- [Material for this task]:

--- START ---

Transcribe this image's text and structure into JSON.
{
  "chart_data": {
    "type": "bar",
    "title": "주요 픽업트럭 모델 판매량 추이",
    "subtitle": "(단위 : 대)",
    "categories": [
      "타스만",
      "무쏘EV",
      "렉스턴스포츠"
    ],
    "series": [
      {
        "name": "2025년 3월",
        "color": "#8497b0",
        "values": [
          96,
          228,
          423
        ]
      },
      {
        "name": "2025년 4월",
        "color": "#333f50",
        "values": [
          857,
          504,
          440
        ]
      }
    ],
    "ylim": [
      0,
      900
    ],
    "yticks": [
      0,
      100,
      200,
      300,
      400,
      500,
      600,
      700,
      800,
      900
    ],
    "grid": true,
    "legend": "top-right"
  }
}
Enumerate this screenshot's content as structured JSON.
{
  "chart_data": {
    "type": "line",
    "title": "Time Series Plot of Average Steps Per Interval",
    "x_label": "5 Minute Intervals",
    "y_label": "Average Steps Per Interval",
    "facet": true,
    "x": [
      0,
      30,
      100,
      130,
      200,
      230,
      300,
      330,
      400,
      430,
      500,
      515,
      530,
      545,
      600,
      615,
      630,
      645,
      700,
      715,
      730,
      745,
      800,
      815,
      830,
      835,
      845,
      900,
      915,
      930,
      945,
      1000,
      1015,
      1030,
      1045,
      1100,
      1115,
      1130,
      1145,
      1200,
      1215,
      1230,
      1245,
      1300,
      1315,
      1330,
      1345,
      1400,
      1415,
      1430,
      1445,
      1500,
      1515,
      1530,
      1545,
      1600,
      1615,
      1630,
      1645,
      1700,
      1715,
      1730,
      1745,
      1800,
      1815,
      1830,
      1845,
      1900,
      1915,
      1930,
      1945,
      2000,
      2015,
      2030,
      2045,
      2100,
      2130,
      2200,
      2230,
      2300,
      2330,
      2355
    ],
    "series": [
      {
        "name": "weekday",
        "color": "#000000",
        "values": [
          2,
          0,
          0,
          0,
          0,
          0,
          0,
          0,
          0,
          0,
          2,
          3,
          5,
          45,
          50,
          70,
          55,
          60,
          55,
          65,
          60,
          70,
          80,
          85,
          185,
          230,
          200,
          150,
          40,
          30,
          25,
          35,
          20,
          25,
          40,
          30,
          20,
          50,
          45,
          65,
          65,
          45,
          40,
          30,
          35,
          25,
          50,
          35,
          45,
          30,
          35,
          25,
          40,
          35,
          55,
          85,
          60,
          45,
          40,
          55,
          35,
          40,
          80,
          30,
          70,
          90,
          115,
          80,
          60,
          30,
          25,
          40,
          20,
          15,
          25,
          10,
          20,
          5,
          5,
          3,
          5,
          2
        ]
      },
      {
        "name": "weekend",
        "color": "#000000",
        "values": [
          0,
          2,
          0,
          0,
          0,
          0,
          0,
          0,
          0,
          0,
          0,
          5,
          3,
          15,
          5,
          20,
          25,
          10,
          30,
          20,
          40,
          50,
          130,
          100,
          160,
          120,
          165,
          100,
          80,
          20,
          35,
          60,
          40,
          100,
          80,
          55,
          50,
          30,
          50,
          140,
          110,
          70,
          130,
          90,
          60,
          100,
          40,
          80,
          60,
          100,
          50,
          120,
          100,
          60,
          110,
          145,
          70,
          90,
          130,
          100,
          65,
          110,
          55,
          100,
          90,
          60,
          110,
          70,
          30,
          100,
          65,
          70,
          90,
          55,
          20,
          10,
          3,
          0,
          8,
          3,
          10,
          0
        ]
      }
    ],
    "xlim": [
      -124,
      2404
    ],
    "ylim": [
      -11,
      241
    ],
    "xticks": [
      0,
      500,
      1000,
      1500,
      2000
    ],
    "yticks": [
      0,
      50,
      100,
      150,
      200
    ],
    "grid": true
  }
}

--- END ---

- [Set task]:
Copy the data above in full, character for character.

- [Solved exercise]:
Transcribe this image's text and structure into JSON.
{
  "chart_data": {
    "type": "bar",
    "title": "주요 픽업트럭 모델 판매량 추이",
    "subtitle": "(단위 : 대)",
    "categories": [
      "타스만",
      "무쏘EV",
      "렉스턴스포츠"
    ],
    "series": [
      {
        "name": "2025년 3월",
        "color": "#8497b0",
        "values": [
          96,
          228,
          423
        ]
      },
      {
        "name": "2025년 4월",
        "color": "#333f50",
        "values": [
          857,
          504,
          440
        ]
      }
    ],
    "ylim": [
      0,
      900
    ],
    "yticks": [
      0,
      100,
      200,
      300,
      400,
      500,
      600,
      700,
      800,
      900
    ],
    "grid": true,
    "legend": "top-right"
  }
}
Enumerate this screenshot's content as structured JSON.
{
  "chart_data": {
    "type": "line",
    "title": "Time Series Plot of Average Steps Per Interval",
    "x_label": "5 Minute Intervals",
    "y_label": "Average Steps Per Interval",
    "facet": true,
    "x": [
      0,
      30,
      100,
      130,
      200,
      230,
      300,
      330,
      400,
      430,
      500,
      515,
      530,
      545,
      600,
      615,
      630,
      645,
      700,
      715,
      730,
      745,
      800,
      815,
      830,
      835,
      845,
      900,
      915,
      930,
      945,
      1000,
      1015,
      1030,
      1045,
      1100,
      1115,
      1130,
      1145,
      1200,
      1215,
      1230,
      1245,
      1300,
      1315,
      1330,
      1345,
      1400,
      1415,
      1430,
      1445,
      1500,
      1515,
      1530,
      1545,
      1600,
      1615,
      1630,
      1645,
      1700,
      1715,
      1730,
      1745,
      1800,
      1815,
      1830,
      1845,
      1900,
      1915,
      1930,
      1945,
      2000,
      2015,
      2030,
      2045,
      2100,
      2130,
      2200,
      2230,
      2300,
      2330,
      2355
    ],
    "series": [
      {
        "name": "weekday",
        "color": "#000000",
        "values": [
          2,
          0,
          0,
          0,
          0,
          0,
          0,
          0,
          0,
          0,
          2,
          3,
          5,
          45,
          50,
          70,
          55,
          60,
          55,
          65,
          60,
          70,
          80,
          85,
          185,
          230,
          200,
          150,
          40,
          30,
          25,
          35,
          20,
          25,
          40,
          30,
          20,
          50,
          45,
          65,
          65,
          45,
          40,
          30,
          35,
          25,
          50,
          35,
          45,
          30,
          35,
          25,
          40,
          35,
          55,
          85,
          60,
          45,
          40,
          55,
          35,
          40,
          80,
          30,
          70,
          90,
          115,
          80,
          60,
          30,
          25,
          40,
          20,
          15,
          25,
          10,
          20,
          5,
          5,
          3,
          5,
          2
        ]
      },
      {
        "name": "weekend",
        "color": "#000000",
        "values": [
          0,
          2,
          0,
          0,
          0,
          0,
          0,
          0,
          0,
          0,
          0,
          5,
          3,
          15,
          5,
          20,
          25,
          10,
          30,
          20,
          40,
          50,
          130,
          100,
          160,
          120,
          165,
          100,
          80,
          20,
          35,
          60,
          40,
          100,
          80,
          55,
          50,
          30,
          50,
          140,
          110,
          70,
          130,
          90,
          60,
          100,
          40,
          80,
          60,
          100,
          50,
          120,
          100,
          60,
          110,
          145,
          70,
          90,
          130,
          100,
          65,
          110,
          55,
          100,
          90,
          60,
          110,
          70,
          30,
          100,
          65,
          70,
          90,
          55,
          20,
          10,
          3,
          0,
          8,
          3,
          10,
          0
        ]
      }
    ],
    "xlim": [
      -124,
      2404
    ],
    "ylim": [
      -11,
      241
    ],
    "xticks": [
      0,
      500,
      1000,
      1500,
      2000
    ],
    "yticks": [
      0,
      50,
      100,
      150,
      200
    ],
    "grid": true
  }
}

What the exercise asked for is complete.